▶ [Task requirements] All of the lines below are to be transcribed faithfully, with pictures excluded from the copy.

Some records
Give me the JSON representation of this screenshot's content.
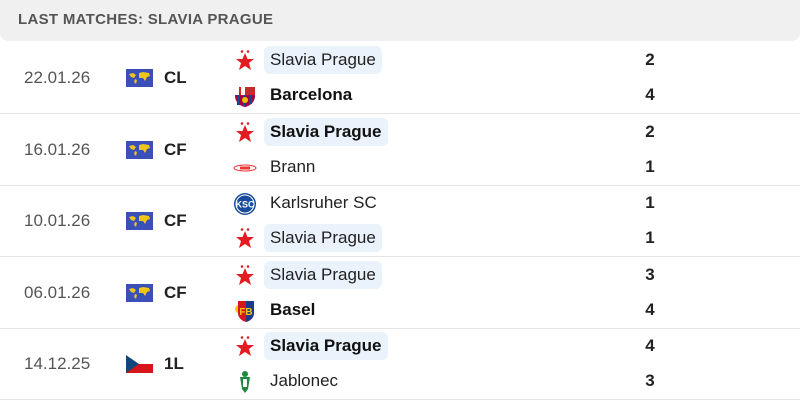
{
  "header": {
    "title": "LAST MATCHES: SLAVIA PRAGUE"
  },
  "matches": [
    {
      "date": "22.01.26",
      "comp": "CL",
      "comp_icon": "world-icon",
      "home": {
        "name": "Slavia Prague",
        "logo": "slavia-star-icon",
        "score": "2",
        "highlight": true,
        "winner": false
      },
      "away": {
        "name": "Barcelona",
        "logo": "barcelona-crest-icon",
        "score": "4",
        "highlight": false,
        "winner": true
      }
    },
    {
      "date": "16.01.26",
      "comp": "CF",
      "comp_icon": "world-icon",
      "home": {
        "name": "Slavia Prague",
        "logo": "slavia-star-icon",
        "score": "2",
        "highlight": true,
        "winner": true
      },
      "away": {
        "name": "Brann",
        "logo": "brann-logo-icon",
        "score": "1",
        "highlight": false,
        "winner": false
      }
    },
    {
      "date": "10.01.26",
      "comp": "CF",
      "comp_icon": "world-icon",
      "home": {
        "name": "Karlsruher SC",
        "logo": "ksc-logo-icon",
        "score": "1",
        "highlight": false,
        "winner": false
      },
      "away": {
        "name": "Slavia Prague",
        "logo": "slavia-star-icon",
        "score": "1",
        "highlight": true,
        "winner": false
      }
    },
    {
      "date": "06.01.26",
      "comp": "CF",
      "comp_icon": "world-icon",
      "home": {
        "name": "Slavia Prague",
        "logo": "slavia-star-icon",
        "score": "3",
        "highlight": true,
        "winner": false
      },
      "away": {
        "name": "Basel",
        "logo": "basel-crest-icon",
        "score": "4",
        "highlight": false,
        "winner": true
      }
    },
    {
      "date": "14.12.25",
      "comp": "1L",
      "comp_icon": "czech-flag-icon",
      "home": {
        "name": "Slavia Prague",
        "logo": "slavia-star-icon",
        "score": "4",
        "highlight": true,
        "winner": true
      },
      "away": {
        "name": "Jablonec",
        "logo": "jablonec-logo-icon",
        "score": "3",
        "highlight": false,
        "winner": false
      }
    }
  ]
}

▶ [The response]
Give me the JSON representation of this screenshot's content.
{
  "header": {
    "title": "LAST MATCHES: SLAVIA PRAGUE"
  },
  "matches": [
    {
      "date": "22.01.26",
      "comp": "CL",
      "comp_icon": "world-icon",
      "home": {
        "name": "Slavia Prague",
        "logo": "slavia-star-icon",
        "score": "2",
        "highlight": true,
        "winner": false
      },
      "away": {
        "name": "Barcelona",
        "logo": "barcelona-crest-icon",
        "score": "4",
        "highlight": false,
        "winner": true
      }
    },
    {
      "date": "16.01.26",
      "comp": "CF",
      "comp_icon": "world-icon",
      "home": {
        "name": "Slavia Prague",
        "logo": "slavia-star-icon",
        "score": "2",
        "highlight": true,
        "winner": true
      },
      "away": {
        "name": "Brann",
        "logo": "brann-logo-icon",
        "score": "1",
        "highlight": false,
        "winner": false
      }
    },
    {
      "date": "10.01.26",
      "comp": "CF",
      "comp_icon": "world-icon",
      "home": {
        "name": "Karlsruher SC",
        "logo": "ksc-logo-icon",
        "score": "1",
        "highlight": false,
        "winner": false
      },
      "away": {
        "name": "Slavia Prague",
        "logo": "slavia-star-icon",
        "score": "1",
        "highlight": true,
        "winner": false
      }
    },
    {
      "date": "06.01.26",
      "comp": "CF",
      "comp_icon": "world-icon",
      "home": {
        "name": "Slavia Prague",
        "logo": "slavia-star-icon",
        "score": "3",
        "highlight": true,
        "winner": false
      },
      "away": {
        "name": "Basel",
        "logo": "basel-crest-icon",
        "score": "4",
        "highlight": false,
        "winner": true
      }
    },
    {
      "date": "14.12.25",
      "comp": "1L",
      "comp_icon": "czech-flag-icon",
      "home": {
        "name": "Slavia Prague",
        "logo": "slavia-star-icon",
        "score": "4",
        "highlight": true,
        "winner": true
      },
      "away": {
        "name": "Jablonec",
        "logo": "jablonec-logo-icon",
        "score": "3",
        "highlight": false,
        "winner": false
      }
    }
  ]
}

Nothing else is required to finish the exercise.